#### [YOUR TASK]
Set out each line of the records below as a numbered list, skipping any blank lines.

··········

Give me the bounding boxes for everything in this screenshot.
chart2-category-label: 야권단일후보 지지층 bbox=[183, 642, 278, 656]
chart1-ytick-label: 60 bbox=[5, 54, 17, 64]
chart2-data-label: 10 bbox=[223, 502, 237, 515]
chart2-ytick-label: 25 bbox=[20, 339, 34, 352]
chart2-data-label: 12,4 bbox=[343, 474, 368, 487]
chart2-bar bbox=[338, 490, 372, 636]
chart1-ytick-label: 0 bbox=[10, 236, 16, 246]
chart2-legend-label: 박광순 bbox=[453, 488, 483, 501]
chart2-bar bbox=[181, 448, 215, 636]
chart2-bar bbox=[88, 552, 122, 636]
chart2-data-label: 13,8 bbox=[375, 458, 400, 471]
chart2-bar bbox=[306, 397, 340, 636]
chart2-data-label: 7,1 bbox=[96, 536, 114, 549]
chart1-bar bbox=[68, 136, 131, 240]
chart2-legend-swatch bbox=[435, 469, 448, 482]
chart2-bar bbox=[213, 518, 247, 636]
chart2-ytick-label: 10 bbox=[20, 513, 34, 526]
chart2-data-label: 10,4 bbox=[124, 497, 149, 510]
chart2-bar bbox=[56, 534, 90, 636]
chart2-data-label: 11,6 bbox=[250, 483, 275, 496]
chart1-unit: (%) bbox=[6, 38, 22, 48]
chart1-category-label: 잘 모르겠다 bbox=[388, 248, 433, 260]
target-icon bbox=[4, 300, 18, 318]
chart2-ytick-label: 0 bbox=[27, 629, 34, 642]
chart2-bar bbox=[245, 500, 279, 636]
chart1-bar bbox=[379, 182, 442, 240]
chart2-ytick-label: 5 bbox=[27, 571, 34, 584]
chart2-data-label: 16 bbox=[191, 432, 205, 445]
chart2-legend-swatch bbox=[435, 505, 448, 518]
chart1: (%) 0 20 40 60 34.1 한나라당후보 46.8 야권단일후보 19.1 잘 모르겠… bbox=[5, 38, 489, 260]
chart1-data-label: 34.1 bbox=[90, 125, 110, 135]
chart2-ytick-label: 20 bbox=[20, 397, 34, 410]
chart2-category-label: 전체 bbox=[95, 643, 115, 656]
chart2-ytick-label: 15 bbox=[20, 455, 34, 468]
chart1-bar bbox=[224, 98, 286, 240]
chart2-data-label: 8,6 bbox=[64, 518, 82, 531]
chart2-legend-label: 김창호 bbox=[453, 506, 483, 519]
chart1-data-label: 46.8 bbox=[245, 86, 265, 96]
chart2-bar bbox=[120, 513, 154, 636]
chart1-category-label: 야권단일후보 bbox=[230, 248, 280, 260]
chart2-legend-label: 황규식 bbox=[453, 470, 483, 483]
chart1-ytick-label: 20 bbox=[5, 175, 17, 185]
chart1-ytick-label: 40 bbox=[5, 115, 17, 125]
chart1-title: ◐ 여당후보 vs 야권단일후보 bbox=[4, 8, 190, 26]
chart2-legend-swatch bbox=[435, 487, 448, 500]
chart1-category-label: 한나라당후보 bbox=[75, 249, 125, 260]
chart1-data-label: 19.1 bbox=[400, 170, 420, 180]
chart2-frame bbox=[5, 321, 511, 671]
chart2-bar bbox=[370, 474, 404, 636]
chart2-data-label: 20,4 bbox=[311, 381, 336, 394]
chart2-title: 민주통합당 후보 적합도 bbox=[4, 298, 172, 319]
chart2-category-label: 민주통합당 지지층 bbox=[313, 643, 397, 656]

··········

#### [OUTPUT]
1. Give me the bounding boxes for everything in this screenshot.
2. chart2-category-label: 야권단일후보 지지층 bbox=[183, 642, 278, 656]
3. chart1-ytick-label: 60 bbox=[5, 54, 17, 64]
4. chart2-data-label: 10 bbox=[223, 502, 237, 515]
5. chart2-ytick-label: 25 bbox=[20, 339, 34, 352]
6. chart2-data-label: 12,4 bbox=[343, 474, 368, 487]
7. chart2-bar bbox=[338, 490, 372, 636]
8. chart1-ytick-label: 0 bbox=[10, 236, 16, 246]
9. chart2-legend-label: 박광순 bbox=[453, 488, 483, 501]
10. chart2-bar bbox=[181, 448, 215, 636]
11. chart2-bar bbox=[88, 552, 122, 636]
12. chart2-data-label: 13,8 bbox=[375, 458, 400, 471]
13. chart2-bar bbox=[306, 397, 340, 636]
14. chart2-data-label: 7,1 bbox=[96, 536, 114, 549]
15. chart1-bar bbox=[68, 136, 131, 240]
16. chart2-legend-swatch bbox=[435, 469, 448, 482]
17. chart2-bar bbox=[213, 518, 247, 636]
18. chart2-ytick-label: 10 bbox=[20, 513, 34, 526]
19. chart2-data-label: 10,4 bbox=[124, 497, 149, 510]
20. chart2-bar bbox=[56, 534, 90, 636]
21. chart2-data-label: 11,6 bbox=[250, 483, 275, 496]
22. chart1-unit: (%) bbox=[6, 38, 22, 48]
23. chart1-category-label: 잘 모르겠다 bbox=[388, 248, 433, 260]
24. target-icon bbox=[4, 300, 18, 318]
25. chart2-ytick-label: 0 bbox=[27, 629, 34, 642]
26. chart2-bar bbox=[245, 500, 279, 636]
27. chart1-bar bbox=[379, 182, 442, 240]
28. chart2-ytick-label: 5 bbox=[27, 571, 34, 584]
29. chart2-data-label: 16 bbox=[191, 432, 205, 445]
30. chart2-legend-swatch bbox=[435, 505, 448, 518]
31. chart1: (%) 0 20 40 60 34.1 한나라당후보 46.8 야권단일후보 19.1 잘 모르겠… bbox=[5, 38, 489, 260]
32. chart1-data-label: 34.1 bbox=[90, 125, 110, 135]
33. chart2-ytick-label: 20 bbox=[20, 397, 34, 410]
34. chart2-category-label: 전체 bbox=[95, 643, 115, 656]
35. chart2-ytick-label: 15 bbox=[20, 455, 34, 468]
36. chart1-bar bbox=[224, 98, 286, 240]
37. chart2-data-label: 8,6 bbox=[64, 518, 82, 531]
38. chart2-legend-label: 김창호 bbox=[453, 506, 483, 519]
39. chart1-data-label: 46.8 bbox=[245, 86, 265, 96]
40. chart2-bar bbox=[120, 513, 154, 636]
41. chart1-category-label: 야권단일후보 bbox=[230, 248, 280, 260]
42. chart2-legend-label: 황규식 bbox=[453, 470, 483, 483]
43. chart1-ytick-label: 20 bbox=[5, 175, 17, 185]
44. chart1-ytick-label: 40 bbox=[5, 115, 17, 125]
45. chart1-title: ◐ 여당후보 vs 야권단일후보 bbox=[4, 8, 190, 26]
46. chart2-legend-swatch bbox=[435, 487, 448, 500]
47. chart1-category-label: 한나라당후보 bbox=[75, 249, 125, 260]
48. chart1-data-label: 19.1 bbox=[400, 170, 420, 180]
49. chart2-frame bbox=[5, 321, 511, 671]
50. chart2-bar bbox=[370, 474, 404, 636]
51. chart2-data-label: 20,4 bbox=[311, 381, 336, 394]
52. chart2-title: 민주통합당 후보 적합도 bbox=[4, 298, 172, 319]
53. chart2-category-label: 민주통합당 지지층 bbox=[313, 643, 397, 656]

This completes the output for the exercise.